(Records about charts and figures)
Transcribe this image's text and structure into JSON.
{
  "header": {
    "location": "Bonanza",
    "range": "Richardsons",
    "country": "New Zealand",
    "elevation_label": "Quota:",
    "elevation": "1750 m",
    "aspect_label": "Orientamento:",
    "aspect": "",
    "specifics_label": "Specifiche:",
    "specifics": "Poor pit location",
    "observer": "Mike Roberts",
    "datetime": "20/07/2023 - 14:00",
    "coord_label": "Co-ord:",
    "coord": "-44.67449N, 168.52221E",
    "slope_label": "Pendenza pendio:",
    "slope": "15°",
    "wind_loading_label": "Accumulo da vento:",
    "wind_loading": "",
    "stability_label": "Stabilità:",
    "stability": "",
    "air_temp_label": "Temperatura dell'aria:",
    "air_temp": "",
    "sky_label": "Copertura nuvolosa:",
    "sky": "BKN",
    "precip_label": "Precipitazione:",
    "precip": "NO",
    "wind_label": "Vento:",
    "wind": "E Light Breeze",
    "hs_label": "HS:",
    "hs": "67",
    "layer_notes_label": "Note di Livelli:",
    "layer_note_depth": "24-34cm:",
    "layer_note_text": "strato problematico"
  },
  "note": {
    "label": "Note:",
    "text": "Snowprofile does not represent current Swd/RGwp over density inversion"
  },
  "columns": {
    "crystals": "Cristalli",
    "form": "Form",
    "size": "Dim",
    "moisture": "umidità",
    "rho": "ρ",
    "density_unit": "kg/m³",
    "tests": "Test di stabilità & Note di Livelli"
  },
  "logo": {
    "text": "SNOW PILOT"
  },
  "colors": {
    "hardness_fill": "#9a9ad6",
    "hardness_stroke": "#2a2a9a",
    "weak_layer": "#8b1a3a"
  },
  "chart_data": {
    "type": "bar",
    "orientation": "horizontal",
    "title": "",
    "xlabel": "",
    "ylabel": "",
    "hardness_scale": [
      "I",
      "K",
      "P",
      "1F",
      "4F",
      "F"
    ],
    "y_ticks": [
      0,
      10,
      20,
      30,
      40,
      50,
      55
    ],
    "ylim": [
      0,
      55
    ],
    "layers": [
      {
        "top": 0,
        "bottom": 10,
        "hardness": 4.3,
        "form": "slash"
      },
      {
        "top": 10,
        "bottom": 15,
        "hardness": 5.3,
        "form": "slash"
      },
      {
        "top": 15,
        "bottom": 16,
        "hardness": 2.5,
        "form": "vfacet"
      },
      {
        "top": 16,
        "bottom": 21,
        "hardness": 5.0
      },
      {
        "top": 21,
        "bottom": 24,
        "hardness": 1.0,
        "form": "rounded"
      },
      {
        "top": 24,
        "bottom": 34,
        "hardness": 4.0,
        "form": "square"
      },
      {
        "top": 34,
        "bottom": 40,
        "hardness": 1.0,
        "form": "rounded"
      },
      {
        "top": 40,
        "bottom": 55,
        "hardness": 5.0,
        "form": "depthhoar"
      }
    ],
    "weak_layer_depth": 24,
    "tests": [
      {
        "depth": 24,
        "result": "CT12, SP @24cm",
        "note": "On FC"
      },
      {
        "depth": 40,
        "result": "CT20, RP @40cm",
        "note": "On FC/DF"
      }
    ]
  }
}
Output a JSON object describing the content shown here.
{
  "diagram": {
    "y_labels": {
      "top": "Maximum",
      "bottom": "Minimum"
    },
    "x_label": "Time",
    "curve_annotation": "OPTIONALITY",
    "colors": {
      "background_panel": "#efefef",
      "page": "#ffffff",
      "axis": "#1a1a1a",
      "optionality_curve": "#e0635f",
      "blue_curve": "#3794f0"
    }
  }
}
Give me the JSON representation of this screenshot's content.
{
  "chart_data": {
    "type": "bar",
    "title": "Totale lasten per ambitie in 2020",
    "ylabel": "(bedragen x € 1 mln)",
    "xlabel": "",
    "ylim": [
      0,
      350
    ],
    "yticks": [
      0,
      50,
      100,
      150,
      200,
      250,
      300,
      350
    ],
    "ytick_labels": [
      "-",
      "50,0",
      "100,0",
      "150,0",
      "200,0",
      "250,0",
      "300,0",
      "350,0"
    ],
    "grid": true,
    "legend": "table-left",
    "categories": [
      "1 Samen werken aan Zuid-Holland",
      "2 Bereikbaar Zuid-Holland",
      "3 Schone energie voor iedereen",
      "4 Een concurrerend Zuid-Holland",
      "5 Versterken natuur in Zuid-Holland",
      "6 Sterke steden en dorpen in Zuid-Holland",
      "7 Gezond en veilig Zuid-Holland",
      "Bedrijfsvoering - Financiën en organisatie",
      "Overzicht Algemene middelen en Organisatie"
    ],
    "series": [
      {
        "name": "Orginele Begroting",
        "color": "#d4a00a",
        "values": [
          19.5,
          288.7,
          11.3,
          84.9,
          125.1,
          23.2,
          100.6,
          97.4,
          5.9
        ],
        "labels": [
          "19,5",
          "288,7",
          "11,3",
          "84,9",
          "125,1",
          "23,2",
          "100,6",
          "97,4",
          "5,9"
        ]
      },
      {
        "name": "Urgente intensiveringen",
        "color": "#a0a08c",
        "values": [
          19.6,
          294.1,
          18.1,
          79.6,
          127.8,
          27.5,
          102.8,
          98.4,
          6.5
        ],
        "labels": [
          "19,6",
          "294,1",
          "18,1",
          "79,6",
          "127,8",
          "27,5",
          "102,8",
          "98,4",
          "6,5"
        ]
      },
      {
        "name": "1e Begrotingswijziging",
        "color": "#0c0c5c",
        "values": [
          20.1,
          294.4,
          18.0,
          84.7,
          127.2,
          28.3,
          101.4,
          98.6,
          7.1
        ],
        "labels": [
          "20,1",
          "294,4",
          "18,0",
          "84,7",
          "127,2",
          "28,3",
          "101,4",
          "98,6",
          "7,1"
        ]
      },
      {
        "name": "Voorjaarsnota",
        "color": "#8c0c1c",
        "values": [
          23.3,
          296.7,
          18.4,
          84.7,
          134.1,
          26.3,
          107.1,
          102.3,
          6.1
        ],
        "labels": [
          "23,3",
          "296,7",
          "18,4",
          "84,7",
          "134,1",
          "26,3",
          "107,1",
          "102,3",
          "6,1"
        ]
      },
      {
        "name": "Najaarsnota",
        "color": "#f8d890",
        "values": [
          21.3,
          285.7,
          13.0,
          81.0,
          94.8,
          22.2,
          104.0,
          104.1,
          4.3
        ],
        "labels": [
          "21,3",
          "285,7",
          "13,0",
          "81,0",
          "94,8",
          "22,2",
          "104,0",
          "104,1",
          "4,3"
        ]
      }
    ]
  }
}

Exercise directions: Copy each entry exactly, with nothing added or dropped.

Written answer:
Transcribe this image's text and structure into JSON.
{
  "header": {
    "location": "Bonanza",
    "range": "Richardsons",
    "country": "New Zealand",
    "elevation_label": "Quota:",
    "elevation": "1750 m",
    "aspect_label": "Orientamento:",
    "aspect": "",
    "specifics_label": "Specifiche:",
    "specifics": "Poor pit location",
    "observer": "Mike Roberts",
    "datetime": "20/07/2023 - 14:00",
    "coord_label": "Co-ord:",
    "coord": "-44.67449N, 168.52221E",
    "slope_label": "Pendenza pendio:",
    "slope": "15°",
    "wind_loading_label": "Accumulo da vento:",
    "wind_loading": "",
    "stability_label": "Stabilità:",
    "stability": "",
    "air_temp_label": "Temperatura dell'aria:",
    "air_temp": "",
    "sky_label": "Copertura nuvolosa:",
    "sky": "BKN",
    "precip_label": "Precipitazione:",
    "precip": "NO",
    "wind_label": "Vento:",
    "wind": "E Light Breeze",
    "hs_label": "HS:",
    "hs": "67",
    "layer_notes_label": "Note di Livelli:",
    "layer_note_depth": "24-34cm:",
    "layer_note_text": "strato problematico"
  },
  "note": {
    "label": "Note:",
    "text": "Snowprofile does not represent current Swd/RGwp over density inversion"
  },
  "columns": {
    "crystals": "Cristalli",
    "form": "Form",
    "size": "Dim",
    "moisture": "umidità",
    "rho": "ρ",
    "density_unit": "kg/m³",
    "tests": "Test di stabilità & Note di Livelli"
  },
  "logo": {
    "text": "SNOW PILOT"
  },
  "colors": {
    "hardness_fill": "#9a9ad6",
    "hardness_stroke": "#2a2a9a",
    "weak_layer": "#8b1a3a"
  },
  "chart_data": {
    "type": "bar",
    "orientation": "horizontal",
    "title": "",
    "xlabel": "",
    "ylabel": "",
    "hardness_scale": [
      "I",
      "K",
      "P",
      "1F",
      "4F",
      "F"
    ],
    "y_ticks": [
      0,
      10,
      20,
      30,
      40,
      50,
      55
    ],
    "ylim": [
      0,
      55
    ],
    "layers": [
      {
        "top": 0,
        "bottom": 10,
        "hardness": 4.3,
        "form": "slash"
      },
      {
        "top": 10,
        "bottom": 15,
        "hardness": 5.3,
        "form": "slash"
      },
      {
        "top": 15,
        "bottom": 16,
        "hardness": 2.5,
        "form": "vfacet"
      },
      {
        "top": 16,
        "bottom": 21,
        "hardness": 5.0
      },
      {
        "top": 21,
        "bottom": 24,
        "hardness": 1.0,
        "form": "rounded"
      },
      {
        "top": 24,
        "bottom": 34,
        "hardness": 4.0,
        "form": "square"
      },
      {
        "top": 34,
        "bottom": 40,
        "hardness": 1.0,
        "form": "rounded"
      },
      {
        "top": 40,
        "bottom": 55,
        "hardness": 5.0,
        "form": "depthhoar"
      }
    ],
    "weak_layer_depth": 24,
    "tests": [
      {
        "depth": 24,
        "result": "CT12, SP @24cm",
        "note": "On FC"
      },
      {
        "depth": 40,
        "result": "CT20, RP @40cm",
        "note": "On FC/DF"
      }
    ]
  }
}
Output a JSON object describing the content shown here.
{
  "diagram": {
    "y_labels": {
      "top": "Maximum",
      "bottom": "Minimum"
    },
    "x_label": "Time",
    "curve_annotation": "OPTIONALITY",
    "colors": {
      "background_panel": "#efefef",
      "page": "#ffffff",
      "axis": "#1a1a1a",
      "optionality_curve": "#e0635f",
      "blue_curve": "#3794f0"
    }
  }
}
Give me the JSON representation of this screenshot's content.
{
  "chart_data": {
    "type": "bar",
    "title": "Totale lasten per ambitie in 2020",
    "ylabel": "(bedragen x € 1 mln)",
    "xlabel": "",
    "ylim": [
      0,
      350
    ],
    "yticks": [
      0,
      50,
      100,
      150,
      200,
      250,
      300,
      350
    ],
    "ytick_labels": [
      "-",
      "50,0",
      "100,0",
      "150,0",
      "200,0",
      "250,0",
      "300,0",
      "350,0"
    ],
    "grid": true,
    "legend": "table-left",
    "categories": [
      "1 Samen werken aan Zuid-Holland",
      "2 Bereikbaar Zuid-Holland",
      "3 Schone energie voor iedereen",
      "4 Een concurrerend Zuid-Holland",
      "5 Versterken natuur in Zuid-Holland",
      "6 Sterke steden en dorpen in Zuid-Holland",
      "7 Gezond en veilig Zuid-Holland",
      "Bedrijfsvoering - Financiën en organisatie",
      "Overzicht Algemene middelen en Organisatie"
    ],
    "series": [
      {
        "name": "Orginele Begroting",
        "color": "#d4a00a",
        "values": [
          19.5,
          288.7,
          11.3,
          84.9,
          125.1,
          23.2,
          100.6,
          97.4,
          5.9
        ],
        "labels": [
          "19,5",
          "288,7",
          "11,3",
          "84,9",
          "125,1",
          "23,2",
          "100,6",
          "97,4",
          "5,9"
        ]
      },
      {
        "name": "Urgente intensiveringen",
        "color": "#a0a08c",
        "values": [
          19.6,
          294.1,
          18.1,
          79.6,
          127.8,
          27.5,
          102.8,
          98.4,
          6.5
        ],
        "labels": [
          "19,6",
          "294,1",
          "18,1",
          "79,6",
          "127,8",
          "27,5",
          "102,8",
          "98,4",
          "6,5"
        ]
      },
      {
        "name": "1e Begrotingswijziging",
        "color": "#0c0c5c",
        "values": [
          20.1,
          294.4,
          18.0,
          84.7,
          127.2,
          28.3,
          101.4,
          98.6,
          7.1
        ],
        "labels": [
          "20,1",
          "294,4",
          "18,0",
          "84,7",
          "127,2",
          "28,3",
          "101,4",
          "98,6",
          "7,1"
        ]
      },
      {
        "name": "Voorjaarsnota",
        "color": "#8c0c1c",
        "values": [
          23.3,
          296.7,
          18.4,
          84.7,
          134.1,
          26.3,
          107.1,
          102.3,
          6.1
        ],
        "labels": [
          "23,3",
          "296,7",
          "18,4",
          "84,7",
          "134,1",
          "26,3",
          "107,1",
          "102,3",
          "6,1"
        ]
      },
      {
        "name": "Najaarsnota",
        "color": "#f8d890",
        "values": [
          21.3,
          285.7,
          13.0,
          81.0,
          94.8,
          22.2,
          104.0,
          104.1,
          4.3
        ],
        "labels": [
          "21,3",
          "285,7",
          "13,0",
          "81,0",
          "94,8",
          "22,2",
          "104,0",
          "104,1",
          "4,3"
        ]
      }
    ]
  }
}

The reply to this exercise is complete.